## Aim of the exercise
All the data below needs to be retyped exactly as shown.

## Material for this exercise

···

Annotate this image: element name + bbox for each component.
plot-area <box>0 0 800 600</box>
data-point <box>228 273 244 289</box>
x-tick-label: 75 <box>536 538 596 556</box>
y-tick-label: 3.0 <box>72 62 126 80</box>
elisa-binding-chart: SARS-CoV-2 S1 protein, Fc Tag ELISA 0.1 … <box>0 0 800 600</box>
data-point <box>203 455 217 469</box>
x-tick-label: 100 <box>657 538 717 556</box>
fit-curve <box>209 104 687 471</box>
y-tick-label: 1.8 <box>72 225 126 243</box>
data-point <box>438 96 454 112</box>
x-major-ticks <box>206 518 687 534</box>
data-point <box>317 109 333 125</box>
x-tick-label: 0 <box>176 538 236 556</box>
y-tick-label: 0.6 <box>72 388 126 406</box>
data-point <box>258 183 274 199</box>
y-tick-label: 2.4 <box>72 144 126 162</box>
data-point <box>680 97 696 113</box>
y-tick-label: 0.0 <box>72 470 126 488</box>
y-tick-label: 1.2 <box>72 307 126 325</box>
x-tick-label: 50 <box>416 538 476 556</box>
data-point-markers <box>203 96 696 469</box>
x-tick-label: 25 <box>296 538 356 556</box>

···

## Reply to the exercise
Annotate this image: element name + bbox for each component.
plot-area <box>0 0 800 600</box>
data-point <box>228 273 244 289</box>
x-tick-label: 75 <box>536 538 596 556</box>
y-tick-label: 3.0 <box>72 62 126 80</box>
elisa-binding-chart: SARS-CoV-2 S1 protein, Fc Tag ELISA 0.1 … <box>0 0 800 600</box>
data-point <box>203 455 217 469</box>
x-tick-label: 100 <box>657 538 717 556</box>
fit-curve <box>209 104 687 471</box>
y-tick-label: 1.8 <box>72 225 126 243</box>
data-point <box>438 96 454 112</box>
x-major-ticks <box>206 518 687 534</box>
data-point <box>317 109 333 125</box>
x-tick-label: 0 <box>176 538 236 556</box>
y-tick-label: 0.6 <box>72 388 126 406</box>
data-point <box>258 183 274 199</box>
y-tick-label: 2.4 <box>72 144 126 162</box>
data-point <box>680 97 696 113</box>
y-tick-label: 0.0 <box>72 470 126 488</box>
y-tick-label: 1.2 <box>72 307 126 325</box>
x-tick-label: 50 <box>416 538 476 556</box>
data-point-markers <box>203 96 696 469</box>
x-tick-label: 25 <box>296 538 356 556</box>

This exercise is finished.